In the entries below, how many lines hold the string "Charging"? Give only the number.
+--
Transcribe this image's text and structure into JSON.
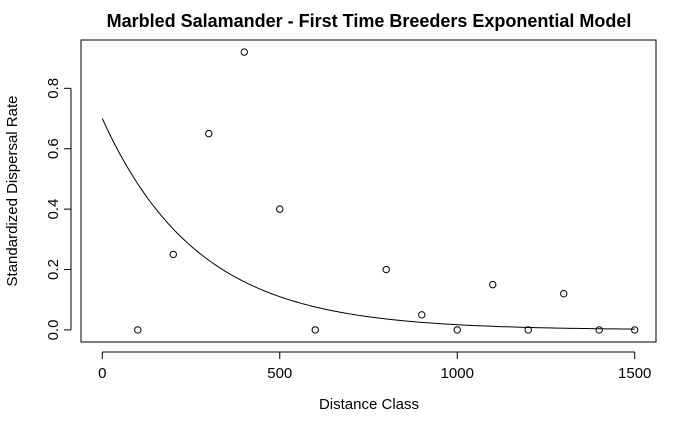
{
  "chart_data": {
    "type": "scatter",
    "title": "Marbled Salamander - First Time Breeders Exponential Model",
    "xlabel": "Distance Class",
    "ylabel": "Standardized Dispersal Rate",
    "xlim": [
      -60,
      1560
    ],
    "ylim": [
      -0.04,
      0.96
    ],
    "x_ticks": [
      0,
      500,
      1000,
      1500
    ],
    "x_tick_labels": [
      "0",
      "500",
      "1000",
      "1500"
    ],
    "y_ticks": [
      0.0,
      0.2,
      0.4,
      0.6,
      0.8
    ],
    "y_tick_labels": [
      "0.0",
      "0.2",
      "0.4",
      "0.6",
      "0.8"
    ],
    "grid": false,
    "legend": "none",
    "series": [
      {
        "kind": "points",
        "marker": "open-circle",
        "x": [
          100,
          200,
          300,
          400,
          500,
          600,
          800,
          900,
          1000,
          1100,
          1200,
          1300,
          1400,
          1500
        ],
        "y": [
          0.0,
          0.25,
          0.65,
          0.92,
          0.4,
          0.0,
          0.2,
          0.05,
          0.0,
          0.15,
          0.0,
          0.12,
          0.0,
          0.0
        ]
      },
      {
        "kind": "line",
        "model": "exponential",
        "a": 0.7,
        "b": 0.0037,
        "x_range": [
          0,
          1500
        ]
      }
    ]
  }
}
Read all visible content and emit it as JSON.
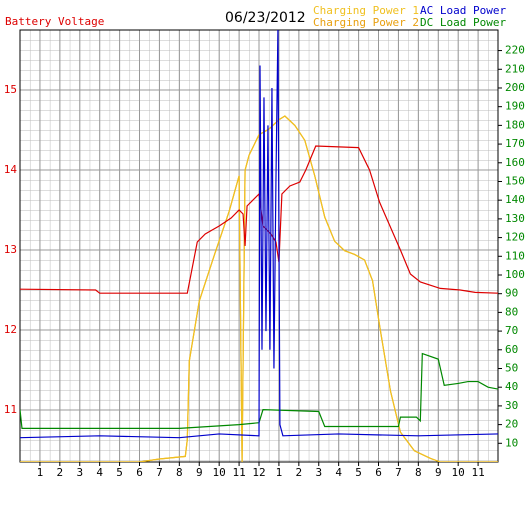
{
  "chart_data": {
    "type": "line",
    "title": "06/23/2012",
    "xlim": [
      0,
      24
    ],
    "xticks": [
      1,
      2,
      3,
      4,
      5,
      6,
      7,
      8,
      9,
      10,
      11,
      12,
      {
        "value": 13,
        "label": "1"
      },
      {
        "value": 14,
        "label": "2"
      },
      {
        "value": 15,
        "label": "3"
      },
      {
        "value": 16,
        "label": "4"
      },
      {
        "value": 17,
        "label": "5"
      },
      {
        "value": 18,
        "label": "6"
      },
      {
        "value": 19,
        "label": "7"
      },
      {
        "value": 20,
        "label": "8"
      },
      {
        "value": 21,
        "label": "9"
      },
      {
        "value": 22,
        "label": "10"
      },
      {
        "value": 23,
        "label": "11"
      }
    ],
    "ylim": [
      10.35,
      15.75
    ],
    "yticks": [
      11,
      12,
      13,
      14,
      15
    ],
    "y_color": "#dd0000",
    "y2lim": [
      0,
      231
    ],
    "y2ticks": [
      10,
      20,
      30,
      40,
      50,
      60,
      70,
      80,
      90,
      100,
      110,
      120,
      130,
      140,
      150,
      160,
      170,
      180,
      190,
      200,
      210,
      220
    ],
    "y2_color": "#008800",
    "grid": true,
    "series": [
      {
        "name": "Battery Voltage",
        "color": "#dd0000",
        "axis": "y",
        "x": [
          0,
          3.8,
          4.0,
          8.4,
          8.9,
          9.3,
          10.0,
          10.6,
          11.0,
          11.2,
          11.3,
          11.4,
          12.0,
          12.2,
          12.6,
          12.85,
          13.0,
          13.15,
          13.55,
          14.05,
          14.35,
          14.85,
          17.0,
          17.55,
          18.05,
          19.1,
          19.6,
          20.1,
          21.1,
          22.1,
          22.85,
          24
        ],
        "values": [
          12.51,
          12.5,
          12.46,
          12.46,
          13.1,
          13.2,
          13.3,
          13.4,
          13.5,
          13.45,
          13.05,
          13.55,
          13.7,
          13.3,
          13.2,
          13.1,
          12.85,
          13.7,
          13.8,
          13.85,
          14.0,
          14.3,
          14.28,
          14.0,
          13.6,
          13.0,
          12.7,
          12.6,
          12.52,
          12.5,
          12.47,
          12.46
        ]
      },
      {
        "name": "Charging Power 1",
        "color": "#f0c020",
        "axis": "y2",
        "x": [
          0,
          6.0,
          7.0,
          8.3,
          8.4,
          8.5,
          9.0,
          9.8,
          10.5,
          11.0,
          11.15,
          11.3,
          11.5,
          12.0,
          12.5,
          13.0,
          13.3,
          13.8,
          14.3,
          14.8,
          15.3,
          15.8,
          16.3,
          16.8,
          17.3,
          17.7,
          18.1,
          18.6,
          19.1,
          19.8,
          20.6,
          21.1,
          24
        ],
        "values": [
          0,
          0,
          1.6,
          3,
          12,
          54,
          86,
          112,
          134,
          153,
          0,
          156,
          164,
          175,
          178,
          183,
          185,
          180,
          172,
          153,
          131,
          118,
          113,
          111,
          108,
          97,
          70,
          38,
          16,
          6,
          2,
          0,
          0
        ]
      },
      {
        "name": "Charging Power 2",
        "color": "#e8a010",
        "axis": "y2",
        "x": [
          0,
          6.0,
          7.0,
          8.3,
          8.4,
          8.5,
          9.0,
          9.8,
          10.5,
          11.0,
          11.15,
          11.3,
          11.5,
          12.0,
          12.5,
          13.0,
          13.3,
          13.8,
          14.3,
          14.8,
          15.3,
          15.8,
          16.3,
          16.8,
          17.3,
          17.7,
          18.1,
          18.6,
          19.1,
          19.8,
          20.6,
          21.1,
          24
        ],
        "values": [
          0,
          0,
          1.6,
          3,
          12,
          54,
          86,
          112,
          134,
          153,
          0,
          156,
          164,
          175,
          178,
          183,
          185,
          180,
          172,
          153,
          131,
          118,
          113,
          111,
          108,
          97,
          70,
          38,
          16,
          6,
          2,
          0,
          0
        ]
      },
      {
        "name": "AC Load Power",
        "color": "#0000cc",
        "axis": "y2",
        "x": [
          0,
          4,
          8,
          10,
          12.0,
          12.05,
          12.15,
          12.25,
          12.35,
          12.45,
          12.55,
          12.65,
          12.75,
          12.85,
          12.95,
          13.05,
          13.2,
          16,
          20,
          24
        ],
        "values": [
          13,
          14,
          13,
          15,
          14,
          212,
          60,
          195,
          70,
          180,
          60,
          200,
          50,
          150,
          231,
          20,
          14,
          15,
          14,
          15
        ]
      },
      {
        "name": "DC Load Power",
        "color": "#008800",
        "axis": "y2",
        "x": [
          0,
          0.1,
          8,
          11,
          12.0,
          12.2,
          15.0,
          15.3,
          19,
          19.1,
          19.9,
          20.1,
          20.2,
          21,
          21.3,
          22,
          22.5,
          23,
          23.5,
          24
        ],
        "values": [
          28,
          18,
          18,
          20,
          21,
          28,
          27,
          19,
          19,
          24,
          24,
          22,
          58,
          55,
          41,
          42,
          43,
          43,
          40,
          39
        ]
      }
    ]
  }
}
+--
(RESULT OF THIS TASK) 2